*YOUR GOAL*. Please transcribe the records between the line holding "page-title: 工单列表 — [10, 6, 91, 29]" and the line holding "tab-my-requests[interactable]: 我的申请 —", inclusive, reproducing each line without change.

*INPUT RECORDS*.
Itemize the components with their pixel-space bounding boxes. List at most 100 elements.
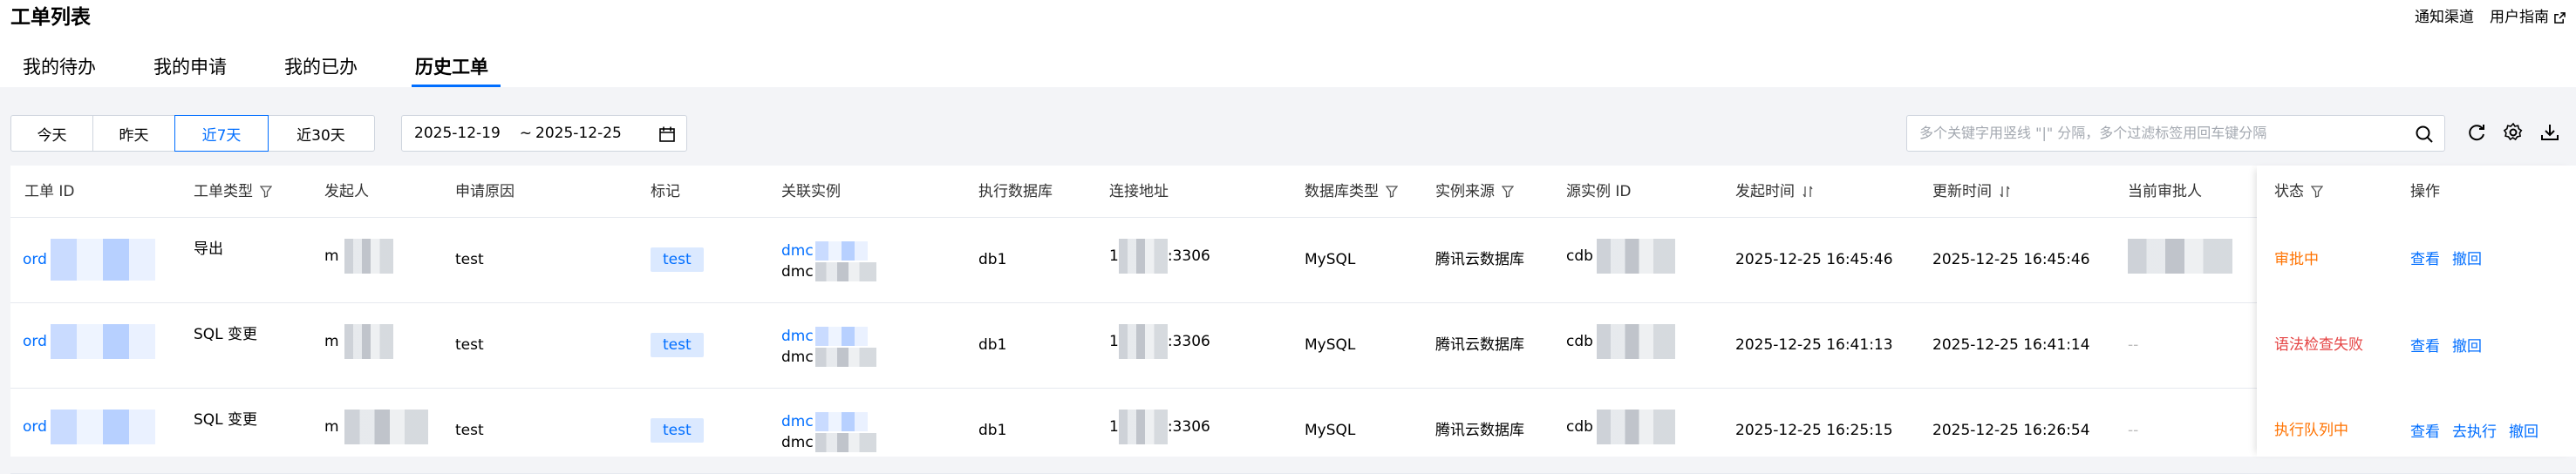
page-title: 工单列表 — [10, 6, 91, 29]
row-actions: 查看 撤回 — [2410, 249, 2482, 270]
table-tools — [2466, 122, 2560, 143]
instance-link[interactable]: dmc — [781, 242, 814, 260]
redacted-block — [2128, 239, 2232, 274]
tag-cell: test — [651, 247, 704, 272]
table-row[interactable]: ord SQL 变更 m test test dmc dmc db1 1:330… — [10, 389, 2576, 474]
redacted-block — [814, 327, 868, 346]
filter-icon[interactable] — [1502, 186, 1514, 198]
search-input[interactable] — [1919, 116, 2408, 149]
address-cell: 1:3306 — [1109, 324, 1210, 359]
row-actions: 查看 去执行 撤回 — [2410, 422, 2539, 443]
withdraw-button[interactable]: 撤回 — [2452, 249, 2482, 270]
redacted-block — [50, 324, 155, 359]
source-id-text: cdb — [1566, 418, 1593, 436]
address-port: :3306 — [1167, 418, 1210, 436]
updated-cell: 2025-12-25 16:45:46 — [1932, 251, 2090, 268]
ticket-id-cell[interactable]: ord — [23, 324, 155, 359]
ticket-table: 工单 ID 工单类型 发起人 申请原因 标记 关联实例 执行数据库 连接地址 数… — [10, 166, 2576, 474]
redacted-block — [814, 241, 868, 261]
range-today-button[interactable]: 今天 — [11, 116, 93, 151]
notification-channel-link[interactable]: 通知渠道 — [2415, 2, 2474, 33]
table-row[interactable]: ord SQL 变更 m test test dmc dmc db1 1:330… — [10, 303, 2576, 389]
tab-my-requests[interactable]: 我的申请 — [153, 52, 227, 82]
address-cell: 1:3306 — [1109, 410, 1210, 444]
tag-cell: test — [651, 418, 704, 443]
col-tag: 标记 — [651, 166, 680, 218]
initiator-cell: m — [324, 410, 428, 444]
range-30days-button[interactable]: 近30天 — [268, 116, 374, 151]
instance-cell: dmc dmc — [781, 326, 876, 368]
redacted-block — [814, 433, 876, 452]
view-button[interactable]: 查看 — [2410, 336, 2440, 357]
view-button[interactable]: 查看 — [2410, 249, 2440, 270]
search-icon[interactable] — [2415, 125, 2434, 144]
address-cell: 1 :3306 — [1109, 239, 1210, 274]
reason-cell: test — [455, 336, 484, 354]
col-created-label: 发起时间 — [1735, 183, 1795, 200]
filter-icon[interactable] — [2311, 186, 2323, 198]
status-badge: 执行队列中 — [2274, 422, 2348, 439]
table-row[interactable]: ord 导出 m test test dmc dmc db1 1:3306 My… — [10, 218, 2576, 303]
tab-my-todo[interactable]: 我的待办 — [23, 52, 96, 82]
updated-cell: 2025-12-25 16:41:14 — [1932, 336, 2090, 354]
redacted-block — [814, 348, 876, 367]
col-initiator: 发起人 — [324, 166, 369, 218]
created-cell: 2025-12-25 16:41:13 — [1735, 336, 1893, 354]
redacted-block — [1118, 410, 1168, 444]
execute-button[interactable]: 去执行 — [2452, 422, 2497, 443]
tag-badge: test — [651, 247, 704, 272]
user-guide-link[interactable]: 用户指南 — [2490, 2, 2566, 33]
address-port: :3306 — [1167, 247, 1210, 265]
filter-bar: 今天 昨天 近7天 近30天 2025-12-19 ~ 2025-12-25 — [10, 115, 687, 152]
instance-secondary: dmc — [781, 349, 814, 366]
redacted-block — [344, 239, 393, 274]
instance-secondary: dmc — [781, 263, 814, 281]
range-7days-button[interactable]: 近7天 — [174, 115, 269, 152]
source-cell: 腾讯云数据库 — [1435, 336, 1524, 354]
col-address: 连接地址 — [1109, 166, 1169, 218]
range-yesterday-button[interactable]: 昨天 — [93, 116, 175, 151]
settings-gear-icon[interactable] — [2503, 122, 2524, 143]
filter-icon[interactable] — [260, 186, 272, 198]
view-button[interactable]: 查看 — [2410, 422, 2440, 443]
instance-link[interactable]: dmc — [781, 413, 814, 430]
db-type-cell: MySQL — [1305, 422, 1356, 439]
tab-my-done[interactable]: 我的已办 — [284, 52, 358, 82]
col-address-label: 连接地址 — [1109, 183, 1169, 200]
ticket-id-link[interactable]: ord — [23, 418, 47, 436]
tab-history[interactable]: 历史工单 — [412, 52, 501, 87]
withdraw-button[interactable]: 撤回 — [2452, 336, 2482, 357]
instance-cell: dmc dmc — [781, 411, 876, 453]
col-initiator-label: 发起人 — [324, 183, 369, 200]
tag-cell: test — [651, 333, 704, 357]
initiator-text: m — [324, 247, 339, 265]
ticket-id-link[interactable]: ord — [23, 333, 47, 350]
date-range-picker[interactable]: 2025-12-19 ~ 2025-12-25 — [401, 115, 687, 152]
instance-cell: dmc dmc — [781, 240, 876, 282]
status-badge: 语法检查失败 — [2274, 336, 2363, 354]
ticket-id-cell[interactable]: ord — [23, 239, 155, 281]
sort-icon[interactable] — [1802, 186, 1814, 198]
col-ticket-id-label: 工单 ID — [24, 183, 75, 200]
col-updated-label: 更新时间 — [1932, 183, 1992, 200]
ticket-id-link[interactable]: ord — [23, 251, 47, 268]
tag-badge: test — [651, 333, 704, 357]
col-actions-label: 操作 — [2410, 183, 2440, 200]
instance-link[interactable]: dmc — [781, 328, 814, 345]
sort-icon[interactable] — [1999, 186, 2011, 198]
initiator-text: m — [324, 333, 339, 350]
refresh-icon[interactable] — [2466, 122, 2487, 143]
redacted-block — [1596, 324, 1675, 359]
ticket-type-cell: 导出 — [194, 240, 223, 258]
withdraw-button[interactable]: 撤回 — [2509, 422, 2539, 443]
col-created: 发起时间 — [1735, 166, 1814, 218]
filter-icon[interactable] — [1386, 186, 1398, 198]
address-prefix: 1 — [1109, 333, 1119, 350]
address-prefix: 1 — [1109, 247, 1119, 265]
reason-cell: test — [455, 422, 484, 439]
created-cell: 2025-12-25 16:45:46 — [1735, 251, 1893, 268]
redacted-block — [344, 410, 428, 444]
download-icon[interactable] — [2539, 122, 2560, 143]
ticket-id-cell[interactable]: ord — [23, 410, 155, 444]
col-tag-label: 标记 — [651, 183, 680, 200]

*TASK ANSWER*.
page-title: 工单列表 — [10, 6, 91, 29]
row-actions: 查看 撤回 — [2410, 249, 2482, 270]
table-tools — [2466, 122, 2560, 143]
instance-link[interactable]: dmc — [781, 242, 814, 260]
redacted-block — [2128, 239, 2232, 274]
tag-cell: test — [651, 247, 704, 272]
table-row[interactable]: ord SQL 变更 m test test dmc dmc db1 1:330… — [10, 389, 2576, 474]
redacted-block — [814, 327, 868, 346]
filter-icon[interactable] — [1502, 186, 1514, 198]
search-input[interactable] — [1919, 116, 2408, 149]
address-cell: 1:3306 — [1109, 324, 1210, 359]
row-actions: 查看 去执行 撤回 — [2410, 422, 2539, 443]
withdraw-button[interactable]: 撤回 — [2452, 249, 2482, 270]
redacted-block — [50, 324, 155, 359]
source-id-text: cdb — [1566, 418, 1593, 436]
address-port: :3306 — [1167, 418, 1210, 436]
updated-cell: 2025-12-25 16:45:46 — [1932, 251, 2090, 268]
ticket-id-cell[interactable]: ord — [23, 324, 155, 359]
ticket-table: 工单 ID 工单类型 发起人 申请原因 标记 关联实例 执行数据库 连接地址 数… — [10, 166, 2576, 474]
redacted-block — [814, 241, 868, 261]
range-today-button[interactable]: 今天 — [11, 116, 93, 151]
notification-channel-link[interactable]: 通知渠道 — [2415, 2, 2474, 33]
table-row[interactable]: ord SQL 变更 m test test dmc dmc db1 1:330… — [10, 303, 2576, 389]
tab-my-requests[interactable]: 我的申请 — [153, 52, 227, 82]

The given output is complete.